Dataset rows
┏━━

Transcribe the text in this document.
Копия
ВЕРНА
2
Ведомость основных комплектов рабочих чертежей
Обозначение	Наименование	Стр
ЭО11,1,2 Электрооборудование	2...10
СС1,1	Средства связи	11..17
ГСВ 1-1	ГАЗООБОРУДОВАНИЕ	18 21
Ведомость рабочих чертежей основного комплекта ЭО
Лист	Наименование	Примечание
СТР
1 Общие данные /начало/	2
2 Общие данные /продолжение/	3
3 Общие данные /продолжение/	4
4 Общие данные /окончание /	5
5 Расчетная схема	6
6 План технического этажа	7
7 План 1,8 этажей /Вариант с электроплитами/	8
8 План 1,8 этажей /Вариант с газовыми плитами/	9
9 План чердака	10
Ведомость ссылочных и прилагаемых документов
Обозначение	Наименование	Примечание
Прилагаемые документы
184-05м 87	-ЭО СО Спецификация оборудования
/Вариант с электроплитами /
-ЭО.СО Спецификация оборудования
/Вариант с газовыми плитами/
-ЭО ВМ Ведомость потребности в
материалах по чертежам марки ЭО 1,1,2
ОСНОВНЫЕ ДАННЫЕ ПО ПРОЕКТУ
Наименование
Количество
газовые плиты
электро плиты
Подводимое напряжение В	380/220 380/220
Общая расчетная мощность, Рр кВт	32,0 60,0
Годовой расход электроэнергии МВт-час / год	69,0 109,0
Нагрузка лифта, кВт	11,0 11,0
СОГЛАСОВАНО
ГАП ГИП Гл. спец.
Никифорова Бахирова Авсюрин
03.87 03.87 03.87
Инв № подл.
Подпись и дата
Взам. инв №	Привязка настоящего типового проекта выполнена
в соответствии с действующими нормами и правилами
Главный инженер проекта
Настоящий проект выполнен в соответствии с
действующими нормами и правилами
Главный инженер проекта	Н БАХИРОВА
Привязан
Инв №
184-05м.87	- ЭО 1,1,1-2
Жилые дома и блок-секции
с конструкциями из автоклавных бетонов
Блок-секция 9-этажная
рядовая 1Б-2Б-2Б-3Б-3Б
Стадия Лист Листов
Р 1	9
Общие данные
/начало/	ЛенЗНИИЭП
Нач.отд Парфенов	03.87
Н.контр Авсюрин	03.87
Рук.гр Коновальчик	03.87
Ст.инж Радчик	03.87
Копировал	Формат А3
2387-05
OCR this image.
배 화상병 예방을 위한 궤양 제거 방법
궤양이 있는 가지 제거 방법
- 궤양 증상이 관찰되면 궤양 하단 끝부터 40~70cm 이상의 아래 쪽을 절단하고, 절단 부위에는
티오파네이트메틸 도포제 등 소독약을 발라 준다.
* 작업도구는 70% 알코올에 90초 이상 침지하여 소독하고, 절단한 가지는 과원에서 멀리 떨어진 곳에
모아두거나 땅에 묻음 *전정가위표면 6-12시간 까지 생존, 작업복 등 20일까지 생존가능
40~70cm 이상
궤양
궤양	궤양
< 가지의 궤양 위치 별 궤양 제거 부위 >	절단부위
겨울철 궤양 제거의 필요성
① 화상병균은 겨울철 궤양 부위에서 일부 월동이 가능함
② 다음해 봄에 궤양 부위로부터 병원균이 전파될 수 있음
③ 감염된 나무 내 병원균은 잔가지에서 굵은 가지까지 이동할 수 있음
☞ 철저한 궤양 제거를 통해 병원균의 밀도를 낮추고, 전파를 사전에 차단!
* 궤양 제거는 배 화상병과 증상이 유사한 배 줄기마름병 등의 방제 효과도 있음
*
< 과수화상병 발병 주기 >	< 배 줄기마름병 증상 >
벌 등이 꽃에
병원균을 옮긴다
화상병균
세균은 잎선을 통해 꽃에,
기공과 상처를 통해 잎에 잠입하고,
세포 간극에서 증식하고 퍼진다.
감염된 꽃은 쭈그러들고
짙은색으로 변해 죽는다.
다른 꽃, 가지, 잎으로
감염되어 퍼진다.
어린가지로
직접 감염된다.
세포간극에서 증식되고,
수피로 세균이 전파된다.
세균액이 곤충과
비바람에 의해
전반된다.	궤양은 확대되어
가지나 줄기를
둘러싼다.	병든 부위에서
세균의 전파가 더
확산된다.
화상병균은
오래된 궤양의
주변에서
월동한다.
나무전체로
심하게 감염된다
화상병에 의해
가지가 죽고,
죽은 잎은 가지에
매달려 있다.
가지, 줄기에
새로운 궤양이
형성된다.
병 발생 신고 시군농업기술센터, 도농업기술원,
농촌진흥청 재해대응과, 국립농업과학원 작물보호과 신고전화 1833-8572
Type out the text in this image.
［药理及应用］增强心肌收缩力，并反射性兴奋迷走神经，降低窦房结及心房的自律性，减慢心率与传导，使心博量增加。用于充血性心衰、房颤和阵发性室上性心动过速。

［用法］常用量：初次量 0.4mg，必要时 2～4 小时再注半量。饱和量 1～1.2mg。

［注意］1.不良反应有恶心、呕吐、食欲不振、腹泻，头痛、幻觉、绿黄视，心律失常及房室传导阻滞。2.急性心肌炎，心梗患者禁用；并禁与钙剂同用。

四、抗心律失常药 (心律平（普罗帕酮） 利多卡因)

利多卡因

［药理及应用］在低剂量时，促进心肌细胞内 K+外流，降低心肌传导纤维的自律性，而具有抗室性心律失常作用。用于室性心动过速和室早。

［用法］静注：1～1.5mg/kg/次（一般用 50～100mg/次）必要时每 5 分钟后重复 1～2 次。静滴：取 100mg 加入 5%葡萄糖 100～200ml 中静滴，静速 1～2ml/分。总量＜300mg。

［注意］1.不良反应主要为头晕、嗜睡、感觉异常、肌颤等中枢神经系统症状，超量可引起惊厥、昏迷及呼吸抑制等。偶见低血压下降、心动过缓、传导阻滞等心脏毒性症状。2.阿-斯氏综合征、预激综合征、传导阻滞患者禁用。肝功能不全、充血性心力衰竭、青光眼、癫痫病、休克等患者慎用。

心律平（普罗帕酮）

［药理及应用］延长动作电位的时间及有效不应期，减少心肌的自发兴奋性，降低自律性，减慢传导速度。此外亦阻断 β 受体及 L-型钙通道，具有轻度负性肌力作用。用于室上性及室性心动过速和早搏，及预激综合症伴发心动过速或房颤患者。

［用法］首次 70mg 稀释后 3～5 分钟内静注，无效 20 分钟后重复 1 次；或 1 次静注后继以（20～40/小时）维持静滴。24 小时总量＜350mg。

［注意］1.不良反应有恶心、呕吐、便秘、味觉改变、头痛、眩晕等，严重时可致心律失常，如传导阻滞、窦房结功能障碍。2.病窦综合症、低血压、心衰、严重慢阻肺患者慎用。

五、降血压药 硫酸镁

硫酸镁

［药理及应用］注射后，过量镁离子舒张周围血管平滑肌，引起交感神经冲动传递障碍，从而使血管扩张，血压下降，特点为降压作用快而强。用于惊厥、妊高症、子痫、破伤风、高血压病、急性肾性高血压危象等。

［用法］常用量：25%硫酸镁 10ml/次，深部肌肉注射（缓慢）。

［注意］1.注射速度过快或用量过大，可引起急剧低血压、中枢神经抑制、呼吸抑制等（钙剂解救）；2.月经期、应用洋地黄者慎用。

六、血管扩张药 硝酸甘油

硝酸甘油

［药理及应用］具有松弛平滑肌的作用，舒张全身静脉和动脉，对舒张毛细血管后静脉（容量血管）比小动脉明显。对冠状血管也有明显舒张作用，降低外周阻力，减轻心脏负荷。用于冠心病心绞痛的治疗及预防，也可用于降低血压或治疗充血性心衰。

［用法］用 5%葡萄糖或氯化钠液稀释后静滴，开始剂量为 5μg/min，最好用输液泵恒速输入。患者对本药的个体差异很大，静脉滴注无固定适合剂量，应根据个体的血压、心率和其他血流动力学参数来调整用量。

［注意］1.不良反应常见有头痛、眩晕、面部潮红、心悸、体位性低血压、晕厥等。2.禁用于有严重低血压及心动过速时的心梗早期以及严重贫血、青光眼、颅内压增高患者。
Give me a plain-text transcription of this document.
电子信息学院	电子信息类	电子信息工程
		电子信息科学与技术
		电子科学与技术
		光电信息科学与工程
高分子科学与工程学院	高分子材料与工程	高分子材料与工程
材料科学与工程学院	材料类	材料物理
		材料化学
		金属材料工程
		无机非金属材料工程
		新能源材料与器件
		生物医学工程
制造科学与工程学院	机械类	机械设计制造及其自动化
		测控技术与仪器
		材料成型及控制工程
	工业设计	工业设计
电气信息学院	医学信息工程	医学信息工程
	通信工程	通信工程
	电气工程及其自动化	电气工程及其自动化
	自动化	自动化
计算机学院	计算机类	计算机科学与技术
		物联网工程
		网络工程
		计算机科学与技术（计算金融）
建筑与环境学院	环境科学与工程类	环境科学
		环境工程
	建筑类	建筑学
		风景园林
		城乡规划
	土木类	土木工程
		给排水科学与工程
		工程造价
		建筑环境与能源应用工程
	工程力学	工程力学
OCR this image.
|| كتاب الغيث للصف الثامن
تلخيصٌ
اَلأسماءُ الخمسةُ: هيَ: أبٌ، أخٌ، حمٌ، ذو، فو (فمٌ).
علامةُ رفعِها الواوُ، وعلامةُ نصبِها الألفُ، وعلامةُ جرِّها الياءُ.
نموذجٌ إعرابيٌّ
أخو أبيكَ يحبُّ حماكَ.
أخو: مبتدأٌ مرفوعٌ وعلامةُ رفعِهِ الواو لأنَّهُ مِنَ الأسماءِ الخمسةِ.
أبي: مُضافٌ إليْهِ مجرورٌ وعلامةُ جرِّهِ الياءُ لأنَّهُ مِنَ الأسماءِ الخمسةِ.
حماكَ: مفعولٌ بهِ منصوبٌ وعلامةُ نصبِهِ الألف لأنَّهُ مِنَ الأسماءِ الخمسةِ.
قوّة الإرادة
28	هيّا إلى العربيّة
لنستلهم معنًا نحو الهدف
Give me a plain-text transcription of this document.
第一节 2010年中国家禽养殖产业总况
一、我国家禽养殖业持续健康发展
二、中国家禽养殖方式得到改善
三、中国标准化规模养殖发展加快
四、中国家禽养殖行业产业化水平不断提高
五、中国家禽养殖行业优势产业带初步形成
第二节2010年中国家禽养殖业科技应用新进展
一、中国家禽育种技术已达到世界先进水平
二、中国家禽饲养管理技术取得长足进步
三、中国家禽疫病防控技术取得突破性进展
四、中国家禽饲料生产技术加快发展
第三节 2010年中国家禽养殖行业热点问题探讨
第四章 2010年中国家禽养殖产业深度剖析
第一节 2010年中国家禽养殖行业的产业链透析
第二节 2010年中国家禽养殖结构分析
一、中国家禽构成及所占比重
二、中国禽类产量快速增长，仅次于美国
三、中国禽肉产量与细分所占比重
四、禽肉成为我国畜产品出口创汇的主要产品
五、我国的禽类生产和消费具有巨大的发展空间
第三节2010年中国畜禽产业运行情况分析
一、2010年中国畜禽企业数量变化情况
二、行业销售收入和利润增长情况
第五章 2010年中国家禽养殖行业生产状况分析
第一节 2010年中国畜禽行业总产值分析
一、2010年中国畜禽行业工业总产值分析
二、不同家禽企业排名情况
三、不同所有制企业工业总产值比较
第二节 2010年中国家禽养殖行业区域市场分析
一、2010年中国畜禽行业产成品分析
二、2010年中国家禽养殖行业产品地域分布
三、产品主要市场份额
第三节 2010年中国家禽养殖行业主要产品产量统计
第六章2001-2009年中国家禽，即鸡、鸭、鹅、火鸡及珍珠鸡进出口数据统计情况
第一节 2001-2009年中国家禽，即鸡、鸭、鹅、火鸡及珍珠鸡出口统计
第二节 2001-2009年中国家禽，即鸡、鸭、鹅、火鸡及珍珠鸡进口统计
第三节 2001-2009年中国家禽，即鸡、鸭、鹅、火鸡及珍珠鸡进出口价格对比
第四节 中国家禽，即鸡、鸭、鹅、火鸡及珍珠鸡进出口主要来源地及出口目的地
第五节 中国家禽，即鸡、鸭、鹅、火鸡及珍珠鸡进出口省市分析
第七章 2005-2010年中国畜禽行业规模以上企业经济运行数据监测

┗━━

== Directions for this task ==
Scan the data for the word "проекта" and copy every line where it shows up.

== Reply to the task ==
Взам. инв №	Привязка настоящего типового проекта выполнена
Главный инженер проекта
Главный инженер проекта	Н БАХИРОВА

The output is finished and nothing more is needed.